------ Record set ------

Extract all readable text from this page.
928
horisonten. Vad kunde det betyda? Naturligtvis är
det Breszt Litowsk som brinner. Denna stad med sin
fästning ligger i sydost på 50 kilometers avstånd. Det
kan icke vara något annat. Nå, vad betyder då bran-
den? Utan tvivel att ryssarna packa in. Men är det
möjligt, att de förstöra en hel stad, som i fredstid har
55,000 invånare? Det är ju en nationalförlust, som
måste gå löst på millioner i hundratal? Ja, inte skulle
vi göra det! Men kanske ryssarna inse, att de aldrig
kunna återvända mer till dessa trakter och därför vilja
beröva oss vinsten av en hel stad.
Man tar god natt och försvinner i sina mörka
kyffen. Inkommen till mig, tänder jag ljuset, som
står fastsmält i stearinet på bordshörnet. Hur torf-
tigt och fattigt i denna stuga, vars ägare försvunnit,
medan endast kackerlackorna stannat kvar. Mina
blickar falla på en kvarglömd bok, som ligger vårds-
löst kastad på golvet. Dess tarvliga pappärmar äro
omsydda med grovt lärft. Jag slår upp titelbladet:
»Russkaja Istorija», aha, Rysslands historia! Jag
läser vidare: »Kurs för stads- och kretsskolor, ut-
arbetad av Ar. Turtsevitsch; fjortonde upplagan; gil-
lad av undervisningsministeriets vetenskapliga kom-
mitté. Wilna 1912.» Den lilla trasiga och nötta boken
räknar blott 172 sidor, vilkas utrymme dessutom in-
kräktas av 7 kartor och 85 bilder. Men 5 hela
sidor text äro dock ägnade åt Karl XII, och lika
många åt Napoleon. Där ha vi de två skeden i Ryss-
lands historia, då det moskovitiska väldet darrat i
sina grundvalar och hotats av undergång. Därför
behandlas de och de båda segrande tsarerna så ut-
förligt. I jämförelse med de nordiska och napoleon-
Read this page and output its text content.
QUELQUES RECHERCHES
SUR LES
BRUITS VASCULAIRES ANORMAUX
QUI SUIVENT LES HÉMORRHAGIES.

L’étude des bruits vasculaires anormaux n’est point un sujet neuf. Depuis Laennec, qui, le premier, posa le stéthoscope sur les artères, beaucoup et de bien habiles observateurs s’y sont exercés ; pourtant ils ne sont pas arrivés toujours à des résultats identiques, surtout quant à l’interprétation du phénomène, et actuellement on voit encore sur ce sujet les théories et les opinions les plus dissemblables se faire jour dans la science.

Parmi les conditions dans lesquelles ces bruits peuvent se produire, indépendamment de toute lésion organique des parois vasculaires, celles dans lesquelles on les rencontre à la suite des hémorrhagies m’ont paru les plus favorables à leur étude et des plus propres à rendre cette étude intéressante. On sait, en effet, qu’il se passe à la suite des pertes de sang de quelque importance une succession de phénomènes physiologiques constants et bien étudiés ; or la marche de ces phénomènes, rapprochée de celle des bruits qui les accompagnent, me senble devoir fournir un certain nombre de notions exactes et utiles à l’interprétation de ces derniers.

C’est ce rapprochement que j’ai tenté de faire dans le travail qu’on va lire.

------

Transcribe the records above exactly as they appear.

**Task answer**
Extract all readable text from this page.
928
horisonten. Vad kunde det betyda? Naturligtvis är
det Breszt Litowsk som brinner. Denna stad med sin
fästning ligger i sydost på 50 kilometers avstånd. Det
kan icke vara något annat. Nå, vad betyder då bran-
den? Utan tvivel att ryssarna packa in. Men är det
möjligt, att de förstöra en hel stad, som i fredstid har
55,000 invånare? Det är ju en nationalförlust, som
måste gå löst på millioner i hundratal? Ja, inte skulle
vi göra det! Men kanske ryssarna inse, att de aldrig
kunna återvända mer till dessa trakter och därför vilja
beröva oss vinsten av en hel stad.
Man tar god natt och försvinner i sina mörka
kyffen. Inkommen till mig, tänder jag ljuset, som
står fastsmält i stearinet på bordshörnet. Hur torf-
tigt och fattigt i denna stuga, vars ägare försvunnit,
medan endast kackerlackorna stannat kvar. Mina
blickar falla på en kvarglömd bok, som ligger vårds-
löst kastad på golvet. Dess tarvliga pappärmar äro
omsydda med grovt lärft. Jag slår upp titelbladet:
»Russkaja Istorija», aha, Rysslands historia! Jag
läser vidare: »Kurs för stads- och kretsskolor, ut-
arbetad av Ar. Turtsevitsch; fjortonde upplagan; gil-
lad av undervisningsministeriets vetenskapliga kom-
mitté. Wilna 1912.» Den lilla trasiga och nötta boken
räknar blott 172 sidor, vilkas utrymme dessutom in-
kräktas av 7 kartor och 85 bilder. Men 5 hela
sidor text äro dock ägnade åt Karl XII, och lika
många åt Napoleon. Där ha vi de två skeden i Ryss-
lands historia, då det moskovitiska väldet darrat i
sina grundvalar och hotats av undergång. Därför
behandlas de och de båda segrande tsarerna så ut-
förligt. I jämförelse med de nordiska och napoleon-
Read this page and output its text content.
QUELQUES RECHERCHES
SUR LES
BRUITS VASCULAIRES ANORMAUX
QUI SUIVENT LES HÉMORRHAGIES.

L’étude des bruits vasculaires anormaux n’est point un sujet neuf. Depuis Laennec, qui, le premier, posa le stéthoscope sur les artères, beaucoup et de bien habiles observateurs s’y sont exercés ; pourtant ils ne sont pas arrivés toujours à des résultats identiques, surtout quant à l’interprétation du phénomène, et actuellement on voit encore sur ce sujet les théories et les opinions les plus dissemblables se faire jour dans la science.

Parmi les conditions dans lesquelles ces bruits peuvent se produire, indépendamment de toute lésion organique des parois vasculaires, celles dans lesquelles on les rencontre à la suite des hémorrhagies m’ont paru les plus favorables à leur étude et des plus propres à rendre cette étude intéressante. On sait, en effet, qu’il se passe à la suite des pertes de sang de quelque importance une succession de phénomènes physiologiques constants et bien étudiés ; or la marche de ces phénomènes, rapprochée de celle des bruits qui les accompagnent, me senble devoir fournir un certain nombre de notions exactes et utiles à l’interprétation de ces derniers.

C’est ce rapprochement que j’ai tenté de faire dans le travail qu’on va lire.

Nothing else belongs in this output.